GOAL OF THE EXERCISE:
Extract the records in full, leaving every picture out.

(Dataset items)

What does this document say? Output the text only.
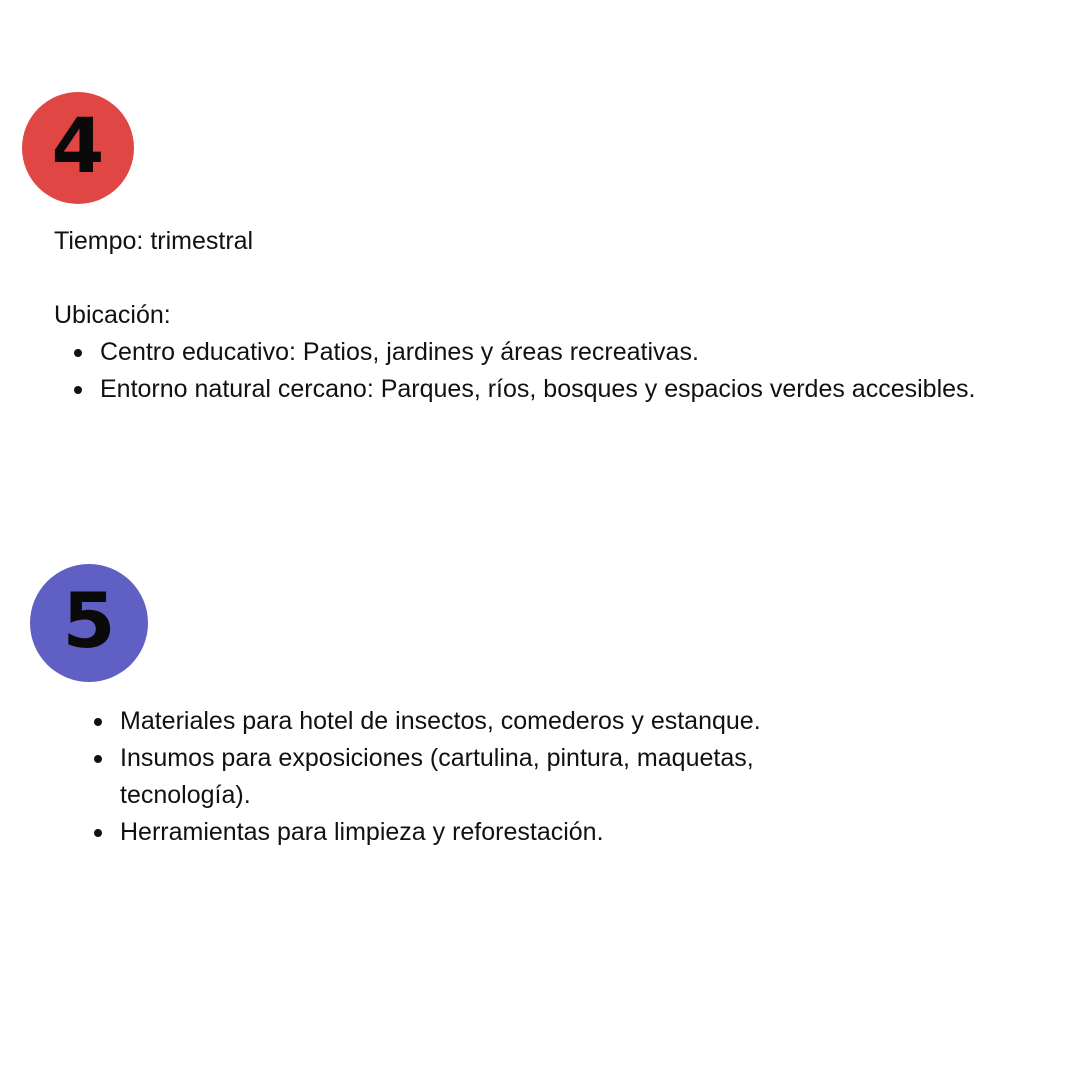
4

Tiempo: trimestral

Ubicación:

Centro educativo: Patios, jardines y áreas recreativas.
Entorno natural cercano: Parques, ríos, bosques y espacios verdes accesibles.
5
Materiales para hotel de insectos, comederos y estanque.
Insumos para exposiciones (cartulina, pintura, maquetas, tecnología).
Herramientas para limpieza y reforestación.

SOLUTION TO THIS TASK:
What does this document say? Output the text only.
4

Tiempo: trimestral

Ubicación:

Centro educativo: Patios, jardines y áreas recreativas.
Entorno natural cercano: Parques, ríos, bosques y espacios verdes accesibles.
5
Materiales para hotel de insectos, comederos y estanque.
Insumos para exposiciones (cartulina, pintura, maquetas, tecnología).
Herramientas para limpieza y reforestación.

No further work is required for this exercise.